Short problem: Make an exact copy of the listing below.

-*-*-

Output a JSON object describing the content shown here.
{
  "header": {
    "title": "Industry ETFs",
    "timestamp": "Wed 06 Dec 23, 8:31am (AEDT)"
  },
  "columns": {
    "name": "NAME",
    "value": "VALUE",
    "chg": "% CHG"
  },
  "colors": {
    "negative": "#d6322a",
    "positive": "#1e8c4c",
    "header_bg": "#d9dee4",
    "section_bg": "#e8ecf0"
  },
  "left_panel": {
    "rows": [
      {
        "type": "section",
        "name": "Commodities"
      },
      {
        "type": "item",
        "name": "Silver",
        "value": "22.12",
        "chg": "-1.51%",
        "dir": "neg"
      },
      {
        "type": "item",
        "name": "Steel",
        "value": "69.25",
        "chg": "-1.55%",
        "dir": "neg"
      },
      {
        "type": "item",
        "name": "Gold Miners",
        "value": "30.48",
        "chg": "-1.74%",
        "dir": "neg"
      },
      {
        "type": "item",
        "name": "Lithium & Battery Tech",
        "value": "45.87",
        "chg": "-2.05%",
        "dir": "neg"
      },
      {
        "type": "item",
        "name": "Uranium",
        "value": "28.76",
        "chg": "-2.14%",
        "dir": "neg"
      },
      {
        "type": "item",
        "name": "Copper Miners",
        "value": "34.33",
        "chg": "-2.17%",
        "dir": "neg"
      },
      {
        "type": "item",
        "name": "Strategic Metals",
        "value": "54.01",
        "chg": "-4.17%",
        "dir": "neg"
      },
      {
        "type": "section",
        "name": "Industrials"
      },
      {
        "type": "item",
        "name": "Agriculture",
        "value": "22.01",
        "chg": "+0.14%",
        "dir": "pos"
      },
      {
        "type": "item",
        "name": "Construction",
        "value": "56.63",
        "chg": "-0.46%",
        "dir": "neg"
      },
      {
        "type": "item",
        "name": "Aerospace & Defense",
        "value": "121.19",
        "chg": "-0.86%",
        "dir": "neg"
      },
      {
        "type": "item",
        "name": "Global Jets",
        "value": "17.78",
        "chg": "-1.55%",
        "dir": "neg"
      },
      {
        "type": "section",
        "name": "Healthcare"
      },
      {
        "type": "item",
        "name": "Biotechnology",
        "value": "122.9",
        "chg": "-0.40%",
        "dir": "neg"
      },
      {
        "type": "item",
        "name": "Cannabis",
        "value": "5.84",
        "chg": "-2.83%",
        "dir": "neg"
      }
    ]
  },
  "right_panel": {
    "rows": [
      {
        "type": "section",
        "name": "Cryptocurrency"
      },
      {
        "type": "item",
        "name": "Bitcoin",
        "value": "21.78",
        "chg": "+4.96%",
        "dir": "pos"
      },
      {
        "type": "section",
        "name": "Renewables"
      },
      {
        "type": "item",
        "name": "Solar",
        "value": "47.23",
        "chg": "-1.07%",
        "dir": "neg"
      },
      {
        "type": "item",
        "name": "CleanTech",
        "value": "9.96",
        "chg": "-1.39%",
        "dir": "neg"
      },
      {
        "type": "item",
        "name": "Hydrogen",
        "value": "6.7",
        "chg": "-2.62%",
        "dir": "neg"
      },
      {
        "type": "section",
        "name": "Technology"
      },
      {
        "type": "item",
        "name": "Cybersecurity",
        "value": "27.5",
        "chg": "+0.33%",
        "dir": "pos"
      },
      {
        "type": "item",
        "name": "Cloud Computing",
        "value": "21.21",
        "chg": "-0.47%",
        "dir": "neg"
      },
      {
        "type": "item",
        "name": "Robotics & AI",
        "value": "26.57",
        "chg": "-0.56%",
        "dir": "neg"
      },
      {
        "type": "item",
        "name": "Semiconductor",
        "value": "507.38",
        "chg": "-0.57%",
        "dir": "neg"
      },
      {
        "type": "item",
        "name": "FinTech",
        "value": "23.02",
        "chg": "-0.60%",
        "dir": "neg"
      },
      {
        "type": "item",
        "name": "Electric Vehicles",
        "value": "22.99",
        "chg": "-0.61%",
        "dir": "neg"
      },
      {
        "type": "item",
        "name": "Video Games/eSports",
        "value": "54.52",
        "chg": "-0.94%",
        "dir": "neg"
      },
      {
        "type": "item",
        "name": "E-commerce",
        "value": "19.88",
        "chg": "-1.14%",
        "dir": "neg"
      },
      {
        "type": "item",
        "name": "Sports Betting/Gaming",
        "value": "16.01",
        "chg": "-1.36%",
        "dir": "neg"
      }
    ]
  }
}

-*-*-

Answer to this exercise:
Output a JSON object describing the content shown here.
{
  "header": {
    "title": "Industry ETFs",
    "timestamp": "Wed 06 Dec 23, 8:31am (AEDT)"
  },
  "columns": {
    "name": "NAME",
    "value": "VALUE",
    "chg": "% CHG"
  },
  "colors": {
    "negative": "#d6322a",
    "positive": "#1e8c4c",
    "header_bg": "#d9dee4",
    "section_bg": "#e8ecf0"
  },
  "left_panel": {
    "rows": [
      {
        "type": "section",
        "name": "Commodities"
      },
      {
        "type": "item",
        "name": "Silver",
        "value": "22.12",
        "chg": "-1.51%",
        "dir": "neg"
      },
      {
        "type": "item",
        "name": "Steel",
        "value": "69.25",
        "chg": "-1.55%",
        "dir": "neg"
      },
      {
        "type": "item",
        "name": "Gold Miners",
        "value": "30.48",
        "chg": "-1.74%",
        "dir": "neg"
      },
      {
        "type": "item",
        "name": "Lithium & Battery Tech",
        "value": "45.87",
        "chg": "-2.05%",
        "dir": "neg"
      },
      {
        "type": "item",
        "name": "Uranium",
        "value": "28.76",
        "chg": "-2.14%",
        "dir": "neg"
      },
      {
        "type": "item",
        "name": "Copper Miners",
        "value": "34.33",
        "chg": "-2.17%",
        "dir": "neg"
      },
      {
        "type": "item",
        "name": "Strategic Metals",
        "value": "54.01",
        "chg": "-4.17%",
        "dir": "neg"
      },
      {
        "type": "section",
        "name": "Industrials"
      },
      {
        "type": "item",
        "name": "Agriculture",
        "value": "22.01",
        "chg": "+0.14%",
        "dir": "pos"
      },
      {
        "type": "item",
        "name": "Construction",
        "value": "56.63",
        "chg": "-0.46%",
        "dir": "neg"
      },
      {
        "type": "item",
        "name": "Aerospace & Defense",
        "value": "121.19",
        "chg": "-0.86%",
        "dir": "neg"
      },
      {
        "type": "item",
        "name": "Global Jets",
        "value": "17.78",
        "chg": "-1.55%",
        "dir": "neg"
      },
      {
        "type": "section",
        "name": "Healthcare"
      },
      {
        "type": "item",
        "name": "Biotechnology",
        "value": "122.9",
        "chg": "-0.40%",
        "dir": "neg"
      },
      {
        "type": "item",
        "name": "Cannabis",
        "value": "5.84",
        "chg": "-2.83%",
        "dir": "neg"
      }
    ]
  },
  "right_panel": {
    "rows": [
      {
        "type": "section",
        "name": "Cryptocurrency"
      },
      {
        "type": "item",
        "name": "Bitcoin",
        "value": "21.78",
        "chg": "+4.96%",
        "dir": "pos"
      },
      {
        "type": "section",
        "name": "Renewables"
      },
      {
        "type": "item",
        "name": "Solar",
        "value": "47.23",
        "chg": "-1.07%",
        "dir": "neg"
      },
      {
        "type": "item",
        "name": "CleanTech",
        "value": "9.96",
        "chg": "-1.39%",
        "dir": "neg"
      },
      {
        "type": "item",
        "name": "Hydrogen",
        "value": "6.7",
        "chg": "-2.62%",
        "dir": "neg"
      },
      {
        "type": "section",
        "name": "Technology"
      },
      {
        "type": "item",
        "name": "Cybersecurity",
        "value": "27.5",
        "chg": "+0.33%",
        "dir": "pos"
      },
      {
        "type": "item",
        "name": "Cloud Computing",
        "value": "21.21",
        "chg": "-0.47%",
        "dir": "neg"
      },
      {
        "type": "item",
        "name": "Robotics & AI",
        "value": "26.57",
        "chg": "-0.56%",
        "dir": "neg"
      },
      {
        "type": "item",
        "name": "Semiconductor",
        "value": "507.38",
        "chg": "-0.57%",
        "dir": "neg"
      },
      {
        "type": "item",
        "name": "FinTech",
        "value": "23.02",
        "chg": "-0.60%",
        "dir": "neg"
      },
      {
        "type": "item",
        "name": "Electric Vehicles",
        "value": "22.99",
        "chg": "-0.61%",
        "dir": "neg"
      },
      {
        "type": "item",
        "name": "Video Games/eSports",
        "value": "54.52",
        "chg": "-0.94%",
        "dir": "neg"
      },
      {
        "type": "item",
        "name": "E-commerce",
        "value": "19.88",
        "chg": "-1.14%",
        "dir": "neg"
      },
      {
        "type": "item",
        "name": "Sports Betting/Gaming",
        "value": "16.01",
        "chg": "-1.36%",
        "dir": "neg"
      }
    ]
  }
}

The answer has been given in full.